Transcribe every line, keeping it exact.

◆ Data supplied:
========================================================================

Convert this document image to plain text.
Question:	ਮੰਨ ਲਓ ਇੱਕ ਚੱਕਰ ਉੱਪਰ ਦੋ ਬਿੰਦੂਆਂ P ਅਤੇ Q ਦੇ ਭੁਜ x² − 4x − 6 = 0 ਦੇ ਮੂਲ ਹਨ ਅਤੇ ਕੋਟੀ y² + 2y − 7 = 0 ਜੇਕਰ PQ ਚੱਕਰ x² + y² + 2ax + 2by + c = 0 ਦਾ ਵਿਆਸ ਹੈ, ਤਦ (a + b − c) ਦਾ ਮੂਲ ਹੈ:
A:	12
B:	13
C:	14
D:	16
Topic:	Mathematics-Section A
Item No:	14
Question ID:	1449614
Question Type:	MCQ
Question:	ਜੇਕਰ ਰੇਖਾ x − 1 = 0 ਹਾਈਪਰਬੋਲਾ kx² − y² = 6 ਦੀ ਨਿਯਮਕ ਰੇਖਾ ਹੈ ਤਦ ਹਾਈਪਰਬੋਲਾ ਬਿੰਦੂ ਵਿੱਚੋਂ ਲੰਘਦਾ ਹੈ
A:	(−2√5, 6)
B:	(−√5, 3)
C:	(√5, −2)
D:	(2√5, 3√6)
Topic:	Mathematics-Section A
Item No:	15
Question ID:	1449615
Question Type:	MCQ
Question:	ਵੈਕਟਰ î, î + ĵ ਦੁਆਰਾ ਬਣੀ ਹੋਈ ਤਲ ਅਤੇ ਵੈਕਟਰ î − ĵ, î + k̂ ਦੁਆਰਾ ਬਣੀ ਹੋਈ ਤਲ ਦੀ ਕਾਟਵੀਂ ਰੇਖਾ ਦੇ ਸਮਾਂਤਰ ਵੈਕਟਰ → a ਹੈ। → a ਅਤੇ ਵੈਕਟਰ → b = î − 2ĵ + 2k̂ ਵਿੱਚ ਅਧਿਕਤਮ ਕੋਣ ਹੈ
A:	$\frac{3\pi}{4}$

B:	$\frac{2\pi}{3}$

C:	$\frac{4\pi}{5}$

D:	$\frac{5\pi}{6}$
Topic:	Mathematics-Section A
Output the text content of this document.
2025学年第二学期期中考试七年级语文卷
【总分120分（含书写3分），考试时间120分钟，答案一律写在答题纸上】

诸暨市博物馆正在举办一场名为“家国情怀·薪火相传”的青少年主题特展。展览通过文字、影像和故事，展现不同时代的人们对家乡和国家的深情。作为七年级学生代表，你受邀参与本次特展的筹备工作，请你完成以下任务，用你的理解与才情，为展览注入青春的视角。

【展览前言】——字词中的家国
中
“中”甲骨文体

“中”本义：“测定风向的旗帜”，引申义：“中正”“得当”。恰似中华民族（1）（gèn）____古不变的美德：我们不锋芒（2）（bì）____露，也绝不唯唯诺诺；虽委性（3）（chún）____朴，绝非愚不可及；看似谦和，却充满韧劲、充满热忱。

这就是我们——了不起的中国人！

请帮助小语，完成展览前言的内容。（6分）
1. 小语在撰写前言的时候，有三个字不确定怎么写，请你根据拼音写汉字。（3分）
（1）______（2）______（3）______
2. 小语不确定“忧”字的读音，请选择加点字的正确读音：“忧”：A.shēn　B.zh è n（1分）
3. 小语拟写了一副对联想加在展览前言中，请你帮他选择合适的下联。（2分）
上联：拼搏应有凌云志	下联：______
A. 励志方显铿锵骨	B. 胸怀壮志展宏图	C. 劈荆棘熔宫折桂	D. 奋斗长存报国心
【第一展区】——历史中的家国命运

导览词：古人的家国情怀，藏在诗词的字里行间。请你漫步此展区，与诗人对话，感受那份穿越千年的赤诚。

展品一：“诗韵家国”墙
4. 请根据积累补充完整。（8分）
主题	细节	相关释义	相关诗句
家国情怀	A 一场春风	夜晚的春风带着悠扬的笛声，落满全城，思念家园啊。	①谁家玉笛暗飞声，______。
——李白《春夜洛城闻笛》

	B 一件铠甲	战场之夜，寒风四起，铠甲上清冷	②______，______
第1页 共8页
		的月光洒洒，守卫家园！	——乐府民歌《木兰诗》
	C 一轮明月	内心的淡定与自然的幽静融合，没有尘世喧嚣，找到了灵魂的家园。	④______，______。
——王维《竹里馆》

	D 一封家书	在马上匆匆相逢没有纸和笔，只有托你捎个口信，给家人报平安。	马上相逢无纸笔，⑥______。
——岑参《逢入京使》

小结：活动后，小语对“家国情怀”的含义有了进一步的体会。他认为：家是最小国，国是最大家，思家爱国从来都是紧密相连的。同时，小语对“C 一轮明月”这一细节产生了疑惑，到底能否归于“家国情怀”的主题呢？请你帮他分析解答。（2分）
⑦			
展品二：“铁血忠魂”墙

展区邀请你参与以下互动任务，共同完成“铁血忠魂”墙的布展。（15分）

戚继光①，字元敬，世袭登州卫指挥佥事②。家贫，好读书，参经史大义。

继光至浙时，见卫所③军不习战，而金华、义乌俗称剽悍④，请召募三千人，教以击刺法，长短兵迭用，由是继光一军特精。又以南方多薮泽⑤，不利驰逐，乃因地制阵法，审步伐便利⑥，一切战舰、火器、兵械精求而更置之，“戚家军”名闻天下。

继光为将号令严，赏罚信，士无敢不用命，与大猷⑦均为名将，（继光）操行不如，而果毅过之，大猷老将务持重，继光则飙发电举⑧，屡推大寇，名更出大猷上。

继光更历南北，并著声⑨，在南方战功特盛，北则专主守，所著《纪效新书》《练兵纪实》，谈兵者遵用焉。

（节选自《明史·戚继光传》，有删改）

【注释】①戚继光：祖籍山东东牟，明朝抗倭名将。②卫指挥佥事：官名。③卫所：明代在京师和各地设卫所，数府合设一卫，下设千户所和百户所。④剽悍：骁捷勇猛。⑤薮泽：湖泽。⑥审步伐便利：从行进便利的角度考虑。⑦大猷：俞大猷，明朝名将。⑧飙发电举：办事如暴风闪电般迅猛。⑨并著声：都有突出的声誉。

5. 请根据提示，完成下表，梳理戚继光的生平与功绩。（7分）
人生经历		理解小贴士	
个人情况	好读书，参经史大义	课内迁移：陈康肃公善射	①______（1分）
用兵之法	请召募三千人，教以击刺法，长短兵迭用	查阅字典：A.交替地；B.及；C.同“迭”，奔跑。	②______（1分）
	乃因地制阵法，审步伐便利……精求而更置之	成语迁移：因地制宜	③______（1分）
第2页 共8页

========================================================================

◆ Written response:
Convert this document image to plain text.
Question:	ਮੰਨ ਲਓ ਇੱਕ ਚੱਕਰ ਉੱਪਰ ਦੋ ਬਿੰਦੂਆਂ P ਅਤੇ Q ਦੇ ਭੁਜ x² − 4x − 6 = 0 ਦੇ ਮੂਲ ਹਨ ਅਤੇ ਕੋਟੀ y² + 2y − 7 = 0 ਜੇਕਰ PQ ਚੱਕਰ x² + y² + 2ax + 2by + c = 0 ਦਾ ਵਿਆਸ ਹੈ, ਤਦ (a + b − c) ਦਾ ਮੂਲ ਹੈ:
A:	12
B:	13
C:	14
D:	16
Topic:	Mathematics-Section A
Item No:	14
Question ID:	1449614
Question Type:	MCQ
Question:	ਜੇਕਰ ਰੇਖਾ x − 1 = 0 ਹਾਈਪਰਬੋਲਾ kx² − y² = 6 ਦੀ ਨਿਯਮਕ ਰੇਖਾ ਹੈ ਤਦ ਹਾਈਪਰਬੋਲਾ ਬਿੰਦੂ ਵਿੱਚੋਂ ਲੰਘਦਾ ਹੈ
A:	(−2√5, 6)
B:	(−√5, 3)
C:	(√5, −2)
D:	(2√5, 3√6)
Topic:	Mathematics-Section A
Item No:	15
Question ID:	1449615
Question Type:	MCQ
Question:	ਵੈਕਟਰ î, î + ĵ ਦੁਆਰਾ ਬਣੀ ਹੋਈ ਤਲ ਅਤੇ ਵੈਕਟਰ î − ĵ, î + k̂ ਦੁਆਰਾ ਬਣੀ ਹੋਈ ਤਲ ਦੀ ਕਾਟਵੀਂ ਰੇਖਾ ਦੇ ਸਮਾਂਤਰ ਵੈਕਟਰ → a ਹੈ। → a ਅਤੇ ਵੈਕਟਰ → b = î − 2ĵ + 2k̂ ਵਿੱਚ ਅਧਿਕਤਮ ਕੋਣ ਹੈ
A:	$\frac{3\pi}{4}$

B:	$\frac{2\pi}{3}$

C:	$\frac{4\pi}{5}$

D:	$\frac{5\pi}{6}$
Topic:	Mathematics-Section A
Output the text content of this document.
2025学年第二学期期中考试七年级语文卷
【总分120分（含书写3分），考试时间120分钟，答案一律写在答题纸上】

诸暨市博物馆正在举办一场名为“家国情怀·薪火相传”的青少年主题特展。展览通过文字、影像和故事，展现不同时代的人们对家乡和国家的深情。作为七年级学生代表，你受邀参与本次特展的筹备工作，请你完成以下任务，用你的理解与才情，为展览注入青春的视角。

【展览前言】——字词中的家国
中
“中”甲骨文体

“中”本义：“测定风向的旗帜”，引申义：“中正”“得当”。恰似中华民族（1）（gèn）____古不变的美德：我们不锋芒（2）（bì）____露，也绝不唯唯诺诺；虽委性（3）（chún）____朴，绝非愚不可及；看似谦和，却充满韧劲、充满热忱。

这就是我们——了不起的中国人！

请帮助小语，完成展览前言的内容。（6分）
1. 小语在撰写前言的时候，有三个字不确定怎么写，请你根据拼音写汉字。（3分）
（1）______（2）______（3）______
2. 小语不确定“忧”字的读音，请选择加点字的正确读音：“忧”：A.shēn　B.zh è n（1分）
3. 小语拟写了一副对联想加在展览前言中，请你帮他选择合适的下联。（2分）
上联：拼搏应有凌云志	下联：______
A. 励志方显铿锵骨	B. 胸怀壮志展宏图	C. 劈荆棘熔宫折桂	D. 奋斗长存报国心
【第一展区】——历史中的家国命运

导览词：古人的家国情怀，藏在诗词的字里行间。请你漫步此展区，与诗人对话，感受那份穿越千年的赤诚。

展品一：“诗韵家国”墙
4. 请根据积累补充完整。（8分）
主题	细节	相关释义	相关诗句
家国情怀	A 一场春风	夜晚的春风带着悠扬的笛声，落满全城，思念家园啊。	①谁家玉笛暗飞声，______。
——李白《春夜洛城闻笛》

	B 一件铠甲	战场之夜，寒风四起，铠甲上清冷	②______，______
第1页 共8页
		的月光洒洒，守卫家园！	——乐府民歌《木兰诗》
	C 一轮明月	内心的淡定与自然的幽静融合，没有尘世喧嚣，找到了灵魂的家园。	④______，______。
——王维《竹里馆》

	D 一封家书	在马上匆匆相逢没有纸和笔，只有托你捎个口信，给家人报平安。	马上相逢无纸笔，⑥______。
——岑参《逢入京使》

小结：活动后，小语对“家国情怀”的含义有了进一步的体会。他认为：家是最小国，国是最大家，思家爱国从来都是紧密相连的。同时，小语对“C 一轮明月”这一细节产生了疑惑，到底能否归于“家国情怀”的主题呢？请你帮他分析解答。（2分）
⑦			
展品二：“铁血忠魂”墙

展区邀请你参与以下互动任务，共同完成“铁血忠魂”墙的布展。（15分）

戚继光①，字元敬，世袭登州卫指挥佥事②。家贫，好读书，参经史大义。

继光至浙时，见卫所③军不习战，而金华、义乌俗称剽悍④，请召募三千人，教以击刺法，长短兵迭用，由是继光一军特精。又以南方多薮泽⑤，不利驰逐，乃因地制阵法，审步伐便利⑥，一切战舰、火器、兵械精求而更置之，“戚家军”名闻天下。

继光为将号令严，赏罚信，士无敢不用命，与大猷⑦均为名将，（继光）操行不如，而果毅过之，大猷老将务持重，继光则飙发电举⑧，屡推大寇，名更出大猷上。

继光更历南北，并著声⑨，在南方战功特盛，北则专主守，所著《纪效新书》《练兵纪实》，谈兵者遵用焉。

（节选自《明史·戚继光传》，有删改）

【注释】①戚继光：祖籍山东东牟，明朝抗倭名将。②卫指挥佥事：官名。③卫所：明代在京师和各地设卫所，数府合设一卫，下设千户所和百户所。④剽悍：骁捷勇猛。⑤薮泽：湖泽。⑥审步伐便利：从行进便利的角度考虑。⑦大猷：俞大猷，明朝名将。⑧飙发电举：办事如暴风闪电般迅猛。⑨并著声：都有突出的声誉。

5. 请根据提示，完成下表，梳理戚继光的生平与功绩。（7分）
人生经历		理解小贴士	
个人情况	好读书，参经史大义	课内迁移：陈康肃公善射	①______（1分）
用兵之法	请召募三千人，教以击刺法，长短兵迭用	查阅字典：A.交替地；B.及；C.同“迭”，奔跑。	②______（1分）
	乃因地制阵法，审步伐便利……精求而更置之	成语迁移：因地制宜	③______（1分）
第2页 共8页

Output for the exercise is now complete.